══ Supplied data

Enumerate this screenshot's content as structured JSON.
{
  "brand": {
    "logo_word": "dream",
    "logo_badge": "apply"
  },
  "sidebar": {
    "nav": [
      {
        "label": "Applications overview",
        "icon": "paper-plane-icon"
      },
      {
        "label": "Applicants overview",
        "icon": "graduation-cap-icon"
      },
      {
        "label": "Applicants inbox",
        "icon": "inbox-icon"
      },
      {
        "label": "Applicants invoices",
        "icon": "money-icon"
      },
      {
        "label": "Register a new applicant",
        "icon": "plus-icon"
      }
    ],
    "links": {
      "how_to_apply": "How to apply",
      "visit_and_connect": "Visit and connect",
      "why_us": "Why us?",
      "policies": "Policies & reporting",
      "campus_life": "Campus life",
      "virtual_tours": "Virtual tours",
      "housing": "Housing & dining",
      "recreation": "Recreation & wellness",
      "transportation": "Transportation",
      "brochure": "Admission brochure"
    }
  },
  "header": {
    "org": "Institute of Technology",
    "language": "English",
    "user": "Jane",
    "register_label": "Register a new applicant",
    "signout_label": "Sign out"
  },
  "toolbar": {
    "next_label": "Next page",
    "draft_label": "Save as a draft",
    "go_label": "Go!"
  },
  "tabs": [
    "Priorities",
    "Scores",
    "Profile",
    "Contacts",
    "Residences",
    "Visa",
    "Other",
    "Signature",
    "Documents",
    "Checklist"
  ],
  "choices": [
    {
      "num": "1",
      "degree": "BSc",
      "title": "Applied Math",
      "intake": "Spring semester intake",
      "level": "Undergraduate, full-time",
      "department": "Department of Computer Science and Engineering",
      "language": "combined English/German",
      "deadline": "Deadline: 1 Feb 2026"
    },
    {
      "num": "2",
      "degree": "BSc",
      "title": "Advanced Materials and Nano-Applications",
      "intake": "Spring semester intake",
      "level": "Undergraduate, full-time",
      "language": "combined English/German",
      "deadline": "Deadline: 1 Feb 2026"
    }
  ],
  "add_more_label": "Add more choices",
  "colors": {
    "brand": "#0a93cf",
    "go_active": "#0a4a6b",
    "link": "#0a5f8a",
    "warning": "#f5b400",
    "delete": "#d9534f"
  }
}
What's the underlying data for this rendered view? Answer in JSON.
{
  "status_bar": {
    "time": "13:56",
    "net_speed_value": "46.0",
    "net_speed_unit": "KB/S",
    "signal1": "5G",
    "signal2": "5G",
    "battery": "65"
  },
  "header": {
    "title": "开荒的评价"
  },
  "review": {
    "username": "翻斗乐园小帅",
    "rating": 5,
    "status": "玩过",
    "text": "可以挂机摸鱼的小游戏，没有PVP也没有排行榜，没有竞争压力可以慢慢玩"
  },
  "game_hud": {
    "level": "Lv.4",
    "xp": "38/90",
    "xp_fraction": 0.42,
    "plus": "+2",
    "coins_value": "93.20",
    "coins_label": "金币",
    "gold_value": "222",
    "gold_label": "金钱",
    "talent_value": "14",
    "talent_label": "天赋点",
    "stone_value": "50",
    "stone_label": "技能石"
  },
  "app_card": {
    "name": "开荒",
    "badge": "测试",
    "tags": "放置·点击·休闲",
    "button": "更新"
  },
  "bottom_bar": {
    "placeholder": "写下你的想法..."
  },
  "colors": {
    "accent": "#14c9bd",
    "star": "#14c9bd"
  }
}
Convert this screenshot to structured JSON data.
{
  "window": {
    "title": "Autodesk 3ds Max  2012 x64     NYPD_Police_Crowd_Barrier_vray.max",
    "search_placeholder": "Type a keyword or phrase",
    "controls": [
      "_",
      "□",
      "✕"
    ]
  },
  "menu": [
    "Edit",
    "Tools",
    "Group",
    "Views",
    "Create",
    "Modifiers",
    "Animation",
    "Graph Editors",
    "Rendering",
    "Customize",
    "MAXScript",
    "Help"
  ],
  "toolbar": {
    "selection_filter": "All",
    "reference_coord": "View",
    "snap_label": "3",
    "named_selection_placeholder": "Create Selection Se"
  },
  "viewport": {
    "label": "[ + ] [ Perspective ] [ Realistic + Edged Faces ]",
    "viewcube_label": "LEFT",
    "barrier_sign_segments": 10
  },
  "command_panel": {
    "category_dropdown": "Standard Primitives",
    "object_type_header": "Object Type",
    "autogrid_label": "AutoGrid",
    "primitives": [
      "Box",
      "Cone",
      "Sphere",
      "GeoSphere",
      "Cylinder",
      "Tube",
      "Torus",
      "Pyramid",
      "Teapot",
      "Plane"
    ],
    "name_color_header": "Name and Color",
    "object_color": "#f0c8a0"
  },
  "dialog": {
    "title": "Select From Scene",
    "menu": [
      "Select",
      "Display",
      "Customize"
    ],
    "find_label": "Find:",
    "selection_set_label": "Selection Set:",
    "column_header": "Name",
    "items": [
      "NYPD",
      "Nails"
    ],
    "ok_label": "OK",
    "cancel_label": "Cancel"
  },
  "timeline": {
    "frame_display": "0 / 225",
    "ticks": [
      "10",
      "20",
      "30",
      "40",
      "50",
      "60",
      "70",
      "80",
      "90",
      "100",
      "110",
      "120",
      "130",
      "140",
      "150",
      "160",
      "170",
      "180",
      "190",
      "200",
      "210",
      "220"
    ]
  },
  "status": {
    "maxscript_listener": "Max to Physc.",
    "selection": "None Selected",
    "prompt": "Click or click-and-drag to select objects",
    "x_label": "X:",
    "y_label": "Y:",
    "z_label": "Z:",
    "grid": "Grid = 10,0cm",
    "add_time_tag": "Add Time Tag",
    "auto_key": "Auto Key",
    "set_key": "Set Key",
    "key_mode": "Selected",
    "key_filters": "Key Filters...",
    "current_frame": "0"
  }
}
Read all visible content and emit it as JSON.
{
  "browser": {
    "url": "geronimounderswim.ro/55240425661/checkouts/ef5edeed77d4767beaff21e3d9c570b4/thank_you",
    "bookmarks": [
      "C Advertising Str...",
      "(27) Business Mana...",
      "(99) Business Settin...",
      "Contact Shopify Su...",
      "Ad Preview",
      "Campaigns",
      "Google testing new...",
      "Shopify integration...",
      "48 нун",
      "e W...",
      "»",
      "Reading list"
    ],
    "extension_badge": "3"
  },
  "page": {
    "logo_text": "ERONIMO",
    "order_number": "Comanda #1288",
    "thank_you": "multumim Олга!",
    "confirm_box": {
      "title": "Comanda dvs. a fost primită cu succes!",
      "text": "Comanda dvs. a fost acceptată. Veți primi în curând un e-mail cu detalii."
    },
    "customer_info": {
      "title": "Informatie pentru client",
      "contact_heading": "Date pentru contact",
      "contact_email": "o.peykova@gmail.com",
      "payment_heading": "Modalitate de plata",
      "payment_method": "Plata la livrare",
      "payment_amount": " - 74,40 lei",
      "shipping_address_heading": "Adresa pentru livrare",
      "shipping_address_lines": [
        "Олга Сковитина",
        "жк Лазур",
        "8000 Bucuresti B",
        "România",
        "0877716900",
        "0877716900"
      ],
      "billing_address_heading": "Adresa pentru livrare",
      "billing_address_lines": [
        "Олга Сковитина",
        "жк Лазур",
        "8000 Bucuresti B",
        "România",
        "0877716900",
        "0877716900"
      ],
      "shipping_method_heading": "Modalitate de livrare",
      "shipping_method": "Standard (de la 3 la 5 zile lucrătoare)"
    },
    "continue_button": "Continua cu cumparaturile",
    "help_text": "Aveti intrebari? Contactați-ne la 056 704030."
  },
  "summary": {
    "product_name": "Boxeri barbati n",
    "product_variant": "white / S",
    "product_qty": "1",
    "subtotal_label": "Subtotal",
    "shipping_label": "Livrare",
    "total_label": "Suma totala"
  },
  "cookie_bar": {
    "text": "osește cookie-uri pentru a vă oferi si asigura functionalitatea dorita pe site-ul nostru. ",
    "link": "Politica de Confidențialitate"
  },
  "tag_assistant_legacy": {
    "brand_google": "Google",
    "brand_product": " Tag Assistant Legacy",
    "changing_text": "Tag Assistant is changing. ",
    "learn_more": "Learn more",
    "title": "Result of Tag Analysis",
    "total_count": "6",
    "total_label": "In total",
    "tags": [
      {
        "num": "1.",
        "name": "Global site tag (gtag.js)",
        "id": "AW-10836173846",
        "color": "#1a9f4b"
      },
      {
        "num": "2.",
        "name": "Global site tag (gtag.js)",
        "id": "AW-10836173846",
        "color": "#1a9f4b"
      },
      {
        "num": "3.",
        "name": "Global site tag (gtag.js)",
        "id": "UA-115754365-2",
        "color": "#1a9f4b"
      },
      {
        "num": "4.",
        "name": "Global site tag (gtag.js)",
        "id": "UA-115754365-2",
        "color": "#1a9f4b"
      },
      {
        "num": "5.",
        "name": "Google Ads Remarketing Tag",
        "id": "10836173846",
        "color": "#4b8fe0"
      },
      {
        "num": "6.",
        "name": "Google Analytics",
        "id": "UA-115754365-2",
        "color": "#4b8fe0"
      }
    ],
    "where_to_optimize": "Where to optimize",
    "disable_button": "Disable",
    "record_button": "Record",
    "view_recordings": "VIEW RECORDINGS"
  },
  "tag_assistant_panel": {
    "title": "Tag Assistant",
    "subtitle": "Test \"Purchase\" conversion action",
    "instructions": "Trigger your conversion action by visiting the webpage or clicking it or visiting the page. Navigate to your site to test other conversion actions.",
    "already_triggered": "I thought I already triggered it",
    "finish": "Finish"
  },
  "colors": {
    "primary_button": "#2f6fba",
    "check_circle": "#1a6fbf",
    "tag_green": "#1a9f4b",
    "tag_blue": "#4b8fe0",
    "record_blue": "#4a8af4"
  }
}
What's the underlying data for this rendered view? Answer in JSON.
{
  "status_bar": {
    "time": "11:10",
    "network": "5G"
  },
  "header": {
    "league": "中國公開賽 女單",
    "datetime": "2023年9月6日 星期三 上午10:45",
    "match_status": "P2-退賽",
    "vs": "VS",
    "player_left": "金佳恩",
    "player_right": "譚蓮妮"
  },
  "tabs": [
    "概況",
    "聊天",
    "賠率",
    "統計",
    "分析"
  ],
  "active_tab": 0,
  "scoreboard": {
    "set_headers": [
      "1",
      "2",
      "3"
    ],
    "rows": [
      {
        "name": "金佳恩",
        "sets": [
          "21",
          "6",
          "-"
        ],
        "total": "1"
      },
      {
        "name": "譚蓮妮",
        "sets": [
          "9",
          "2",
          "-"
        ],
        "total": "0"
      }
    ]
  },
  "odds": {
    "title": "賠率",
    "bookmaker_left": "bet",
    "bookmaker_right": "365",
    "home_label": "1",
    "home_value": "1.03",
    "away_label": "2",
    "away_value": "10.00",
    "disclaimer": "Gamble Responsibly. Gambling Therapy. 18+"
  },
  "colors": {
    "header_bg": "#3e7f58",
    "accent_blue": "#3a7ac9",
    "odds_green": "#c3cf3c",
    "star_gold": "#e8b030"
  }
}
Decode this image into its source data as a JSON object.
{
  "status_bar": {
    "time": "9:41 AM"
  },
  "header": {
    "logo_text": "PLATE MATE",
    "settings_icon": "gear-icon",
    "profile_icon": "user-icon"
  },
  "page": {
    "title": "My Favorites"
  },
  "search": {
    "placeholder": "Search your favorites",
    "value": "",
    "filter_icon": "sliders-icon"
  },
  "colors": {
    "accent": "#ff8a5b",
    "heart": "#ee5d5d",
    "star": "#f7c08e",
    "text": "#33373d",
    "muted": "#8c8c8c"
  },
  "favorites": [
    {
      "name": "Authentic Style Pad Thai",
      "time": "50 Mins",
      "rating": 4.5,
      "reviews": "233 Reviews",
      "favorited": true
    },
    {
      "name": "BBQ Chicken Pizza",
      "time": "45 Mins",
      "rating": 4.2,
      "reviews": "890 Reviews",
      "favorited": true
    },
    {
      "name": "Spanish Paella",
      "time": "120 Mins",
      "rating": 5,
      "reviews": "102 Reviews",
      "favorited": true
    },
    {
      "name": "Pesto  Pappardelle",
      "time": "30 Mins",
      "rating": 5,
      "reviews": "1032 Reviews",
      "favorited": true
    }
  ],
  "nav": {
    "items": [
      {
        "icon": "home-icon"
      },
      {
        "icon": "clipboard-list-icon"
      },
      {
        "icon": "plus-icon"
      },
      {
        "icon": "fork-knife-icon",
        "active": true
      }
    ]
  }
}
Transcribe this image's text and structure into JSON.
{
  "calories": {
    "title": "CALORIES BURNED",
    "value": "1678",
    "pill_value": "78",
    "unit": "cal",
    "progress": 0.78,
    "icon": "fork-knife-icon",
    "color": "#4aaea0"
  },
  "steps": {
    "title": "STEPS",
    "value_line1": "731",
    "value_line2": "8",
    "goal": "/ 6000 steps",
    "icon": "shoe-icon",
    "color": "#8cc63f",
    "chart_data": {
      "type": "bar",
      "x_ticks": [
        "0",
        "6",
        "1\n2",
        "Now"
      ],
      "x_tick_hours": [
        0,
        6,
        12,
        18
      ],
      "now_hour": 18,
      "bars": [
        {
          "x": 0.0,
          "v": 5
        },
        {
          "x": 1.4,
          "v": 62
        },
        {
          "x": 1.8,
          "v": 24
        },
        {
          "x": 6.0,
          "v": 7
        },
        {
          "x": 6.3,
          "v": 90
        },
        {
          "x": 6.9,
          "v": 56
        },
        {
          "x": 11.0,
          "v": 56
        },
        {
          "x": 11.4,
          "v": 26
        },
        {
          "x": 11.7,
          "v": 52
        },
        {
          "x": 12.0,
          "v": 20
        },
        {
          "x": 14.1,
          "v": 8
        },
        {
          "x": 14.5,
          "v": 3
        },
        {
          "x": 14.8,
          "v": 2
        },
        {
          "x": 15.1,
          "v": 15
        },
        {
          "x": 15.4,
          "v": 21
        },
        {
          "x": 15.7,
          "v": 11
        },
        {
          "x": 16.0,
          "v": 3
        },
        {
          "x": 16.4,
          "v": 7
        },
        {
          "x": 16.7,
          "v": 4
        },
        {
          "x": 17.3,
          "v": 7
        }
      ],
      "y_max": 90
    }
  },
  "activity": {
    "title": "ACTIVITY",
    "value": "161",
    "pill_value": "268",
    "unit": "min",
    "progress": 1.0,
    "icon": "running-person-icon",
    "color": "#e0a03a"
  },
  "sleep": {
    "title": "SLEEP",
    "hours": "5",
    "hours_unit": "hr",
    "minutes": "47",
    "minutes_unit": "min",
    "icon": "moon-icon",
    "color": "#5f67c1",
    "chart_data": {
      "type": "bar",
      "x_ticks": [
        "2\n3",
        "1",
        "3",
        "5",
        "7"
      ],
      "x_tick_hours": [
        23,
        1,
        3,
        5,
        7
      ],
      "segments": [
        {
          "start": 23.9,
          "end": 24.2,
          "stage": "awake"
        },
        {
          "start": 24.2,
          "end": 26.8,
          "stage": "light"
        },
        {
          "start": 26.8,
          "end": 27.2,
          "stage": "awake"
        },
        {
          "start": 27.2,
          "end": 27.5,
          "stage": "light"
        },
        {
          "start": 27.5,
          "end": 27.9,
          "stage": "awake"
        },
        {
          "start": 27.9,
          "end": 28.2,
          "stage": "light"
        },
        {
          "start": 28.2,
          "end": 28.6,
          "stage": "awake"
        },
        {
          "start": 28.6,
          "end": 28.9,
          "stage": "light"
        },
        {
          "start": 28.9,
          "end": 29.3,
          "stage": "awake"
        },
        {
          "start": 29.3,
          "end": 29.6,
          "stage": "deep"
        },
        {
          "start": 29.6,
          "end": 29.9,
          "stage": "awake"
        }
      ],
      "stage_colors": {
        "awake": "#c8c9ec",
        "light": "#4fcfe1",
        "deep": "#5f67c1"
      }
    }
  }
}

════

## Stated problem
From the data above, pick out each line containing "Adresa" and copy it.

## Written reply
      "shipping_address_heading": "Adresa pentru livrare",
      "billing_address_heading": "Adresa pentru livrare",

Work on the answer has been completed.